• WORK TO BE COMPLETED
Copy the whole listing below exactly.

• RECORDED INFORMATION
================================
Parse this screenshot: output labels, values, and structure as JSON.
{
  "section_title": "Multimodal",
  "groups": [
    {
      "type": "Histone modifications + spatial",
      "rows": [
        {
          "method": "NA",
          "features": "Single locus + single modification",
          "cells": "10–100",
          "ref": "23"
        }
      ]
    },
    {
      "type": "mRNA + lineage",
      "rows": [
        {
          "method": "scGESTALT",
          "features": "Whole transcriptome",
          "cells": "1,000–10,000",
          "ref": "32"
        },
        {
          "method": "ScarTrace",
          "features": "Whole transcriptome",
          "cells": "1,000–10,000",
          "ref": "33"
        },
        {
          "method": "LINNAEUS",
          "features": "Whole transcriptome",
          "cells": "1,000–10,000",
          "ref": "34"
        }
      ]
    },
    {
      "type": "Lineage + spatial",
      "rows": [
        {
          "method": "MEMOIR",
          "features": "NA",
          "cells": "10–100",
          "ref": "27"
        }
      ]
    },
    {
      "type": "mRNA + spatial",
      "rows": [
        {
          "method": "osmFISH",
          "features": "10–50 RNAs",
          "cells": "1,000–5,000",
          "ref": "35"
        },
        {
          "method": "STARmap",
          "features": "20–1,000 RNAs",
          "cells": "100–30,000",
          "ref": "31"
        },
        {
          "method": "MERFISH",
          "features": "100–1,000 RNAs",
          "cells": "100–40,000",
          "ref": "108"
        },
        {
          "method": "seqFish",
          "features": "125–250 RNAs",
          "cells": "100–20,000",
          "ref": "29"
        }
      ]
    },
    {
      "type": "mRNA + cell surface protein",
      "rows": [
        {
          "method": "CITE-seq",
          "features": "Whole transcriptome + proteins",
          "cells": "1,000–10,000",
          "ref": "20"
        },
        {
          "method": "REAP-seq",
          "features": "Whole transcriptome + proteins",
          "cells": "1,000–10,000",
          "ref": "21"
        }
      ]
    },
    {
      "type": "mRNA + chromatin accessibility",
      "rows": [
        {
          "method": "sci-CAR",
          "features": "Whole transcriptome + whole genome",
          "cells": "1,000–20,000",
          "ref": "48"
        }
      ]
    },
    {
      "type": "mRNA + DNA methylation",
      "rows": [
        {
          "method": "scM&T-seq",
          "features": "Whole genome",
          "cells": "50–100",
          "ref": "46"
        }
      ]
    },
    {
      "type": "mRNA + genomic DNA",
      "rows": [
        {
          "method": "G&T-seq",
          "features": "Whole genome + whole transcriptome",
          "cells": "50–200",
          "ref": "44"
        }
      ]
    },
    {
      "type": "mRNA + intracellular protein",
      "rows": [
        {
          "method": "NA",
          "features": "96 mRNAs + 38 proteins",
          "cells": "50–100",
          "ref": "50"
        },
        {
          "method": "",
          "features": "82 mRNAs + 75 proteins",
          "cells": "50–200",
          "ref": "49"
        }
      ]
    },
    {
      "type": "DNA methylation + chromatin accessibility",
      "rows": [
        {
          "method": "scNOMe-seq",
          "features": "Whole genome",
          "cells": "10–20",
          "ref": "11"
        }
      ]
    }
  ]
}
================================
• TASK SOLUTION
Parse this screenshot: output labels, values, and structure as JSON.
{
  "section_title": "Multimodal",
  "groups": [
    {
      "type": "Histone modifications + spatial",
      "rows": [
        {
          "method": "NA",
          "features": "Single locus + single modification",
          "cells": "10–100",
          "ref": "23"
        }
      ]
    },
    {
      "type": "mRNA + lineage",
      "rows": [
        {
          "method": "scGESTALT",
          "features": "Whole transcriptome",
          "cells": "1,000–10,000",
          "ref": "32"
        },
        {
          "method": "ScarTrace",
          "features": "Whole transcriptome",
          "cells": "1,000–10,000",
          "ref": "33"
        },
        {
          "method": "LINNAEUS",
          "features": "Whole transcriptome",
          "cells": "1,000–10,000",
          "ref": "34"
        }
      ]
    },
    {
      "type": "Lineage + spatial",
      "rows": [
        {
          "method": "MEMOIR",
          "features": "NA",
          "cells": "10–100",
          "ref": "27"
        }
      ]
    },
    {
      "type": "mRNA + spatial",
      "rows": [
        {
          "method": "osmFISH",
          "features": "10–50 RNAs",
          "cells": "1,000–5,000",
          "ref": "35"
        },
        {
          "method": "STARmap",
          "features": "20–1,000 RNAs",
          "cells": "100–30,000",
          "ref": "31"
        },
        {
          "method": "MERFISH",
          "features": "100–1,000 RNAs",
          "cells": "100–40,000",
          "ref": "108"
        },
        {
          "method": "seqFish",
          "features": "125–250 RNAs",
          "cells": "100–20,000",
          "ref": "29"
        }
      ]
    },
    {
      "type": "mRNA + cell surface protein",
      "rows": [
        {
          "method": "CITE-seq",
          "features": "Whole transcriptome + proteins",
          "cells": "1,000–10,000",
          "ref": "20"
        },
        {
          "method": "REAP-seq",
          "features": "Whole transcriptome + proteins",
          "cells": "1,000–10,000",
          "ref": "21"
        }
      ]
    },
    {
      "type": "mRNA + chromatin accessibility",
      "rows": [
        {
          "method": "sci-CAR",
          "features": "Whole transcriptome + whole genome",
          "cells": "1,000–20,000",
          "ref": "48"
        }
      ]
    },
    {
      "type": "mRNA + DNA methylation",
      "rows": [
        {
          "method": "scM&T-seq",
          "features": "Whole genome",
          "cells": "50–100",
          "ref": "46"
        }
      ]
    },
    {
      "type": "mRNA + genomic DNA",
      "rows": [
        {
          "method": "G&T-seq",
          "features": "Whole genome + whole transcriptome",
          "cells": "50–200",
          "ref": "44"
        }
      ]
    },
    {
      "type": "mRNA + intracellular protein",
      "rows": [
        {
          "method": "NA",
          "features": "96 mRNAs + 38 proteins",
          "cells": "50–100",
          "ref": "50"
        },
        {
          "method": "",
          "features": "82 mRNAs + 75 proteins",
          "cells": "50–200",
          "ref": "49"
        }
      ]
    },
    {
      "type": "DNA methylation + chromatin accessibility",
      "rows": [
        {
          "method": "scNOMe-seq",
          "features": "Whole genome",
          "cells": "10–20",
          "ref": "11"
        }
      ]
    }
  ]
}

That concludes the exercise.